> [Given request]: Reproduce each line of the material exactly, minus any picture.

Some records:
··········

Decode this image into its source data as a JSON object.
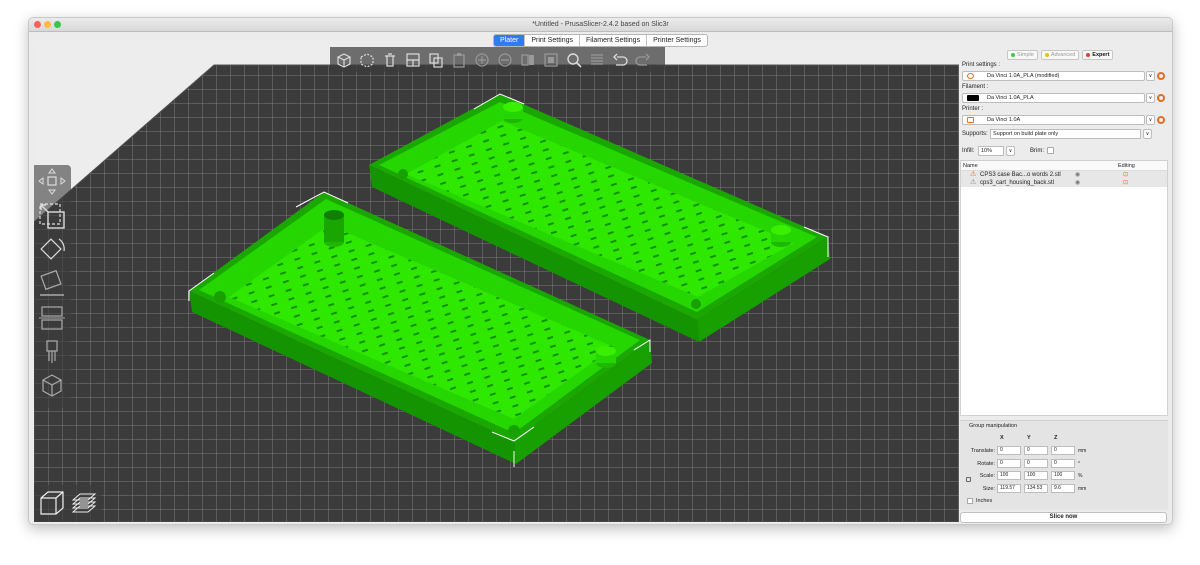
{
  "window": {
    "title": "*Untitled - PrusaSlicer-2.4.2 based on Slic3r"
  },
  "tabs": [
    "Plater",
    "Print Settings",
    "Filament Settings",
    "Printer Settings"
  ],
  "modes": {
    "simple": "Simple",
    "advanced": "Advanced",
    "expert": "Expert"
  },
  "print_settings": {
    "label": "Print settings :",
    "value": "Da Vinci 1.0A_PLA (modified)"
  },
  "filament": {
    "label": "Filament :",
    "value": "Da Vinci 1.0A_PLA"
  },
  "printer": {
    "label": "Printer :",
    "value": "Da Vinci 1.0A"
  },
  "supports": {
    "label": "Supports:",
    "value": "Support on build plate only"
  },
  "infill": {
    "label": "Infill:",
    "value": "10%"
  },
  "brim": {
    "label": "Brim:"
  },
  "object_list": {
    "col_name": "Name",
    "col_editing": "Editing",
    "objects": [
      {
        "name": "CPS3 case Bac...o words 2.stl"
      },
      {
        "name": "cps3_cart_housing_back.stl"
      }
    ]
  },
  "group_manipulation": {
    "title": "Group manipulation",
    "axes": [
      "X",
      "Y",
      "Z"
    ],
    "translate": {
      "label": "Translate:",
      "values": [
        "0",
        "0",
        "0"
      ],
      "unit": "mm"
    },
    "rotate": {
      "label": "Rotate:",
      "values": [
        "0",
        "0",
        "0"
      ],
      "unit": "°"
    },
    "scale": {
      "label": "Scale:",
      "values": [
        "100",
        "100",
        "100"
      ],
      "unit": "%"
    },
    "size": {
      "label": "Size:",
      "values": [
        "119.57",
        "134.53",
        "9.6"
      ],
      "unit": "mm"
    },
    "inches_label": "Inches"
  },
  "slice_button": "Slice now",
  "colors": {
    "accent": "#2f7bf5",
    "model_green": "#25d600",
    "bed": "#3d3d3d",
    "gear_orange": "#e36f23"
  }
}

··········

> [Output of the task]:
Decode this image into its source data as a JSON object.
{
  "window": {
    "title": "*Untitled - PrusaSlicer-2.4.2 based on Slic3r"
  },
  "tabs": [
    "Plater",
    "Print Settings",
    "Filament Settings",
    "Printer Settings"
  ],
  "modes": {
    "simple": "Simple",
    "advanced": "Advanced",
    "expert": "Expert"
  },
  "print_settings": {
    "label": "Print settings :",
    "value": "Da Vinci 1.0A_PLA (modified)"
  },
  "filament": {
    "label": "Filament :",
    "value": "Da Vinci 1.0A_PLA"
  },
  "printer": {
    "label": "Printer :",
    "value": "Da Vinci 1.0A"
  },
  "supports": {
    "label": "Supports:",
    "value": "Support on build plate only"
  },
  "infill": {
    "label": "Infill:",
    "value": "10%"
  },
  "brim": {
    "label": "Brim:"
  },
  "object_list": {
    "col_name": "Name",
    "col_editing": "Editing",
    "objects": [
      {
        "name": "CPS3 case Bac...o words 2.stl"
      },
      {
        "name": "cps3_cart_housing_back.stl"
      }
    ]
  },
  "group_manipulation": {
    "title": "Group manipulation",
    "axes": [
      "X",
      "Y",
      "Z"
    ],
    "translate": {
      "label": "Translate:",
      "values": [
        "0",
        "0",
        "0"
      ],
      "unit": "mm"
    },
    "rotate": {
      "label": "Rotate:",
      "values": [
        "0",
        "0",
        "0"
      ],
      "unit": "°"
    },
    "scale": {
      "label": "Scale:",
      "values": [
        "100",
        "100",
        "100"
      ],
      "unit": "%"
    },
    "size": {
      "label": "Size:",
      "values": [
        "119.57",
        "134.53",
        "9.6"
      ],
      "unit": "mm"
    },
    "inches_label": "Inches"
  },
  "slice_button": "Slice now",
  "colors": {
    "accent": "#2f7bf5",
    "model_green": "#25d600",
    "bed": "#3d3d3d",
    "gear_orange": "#e36f23"
  }
}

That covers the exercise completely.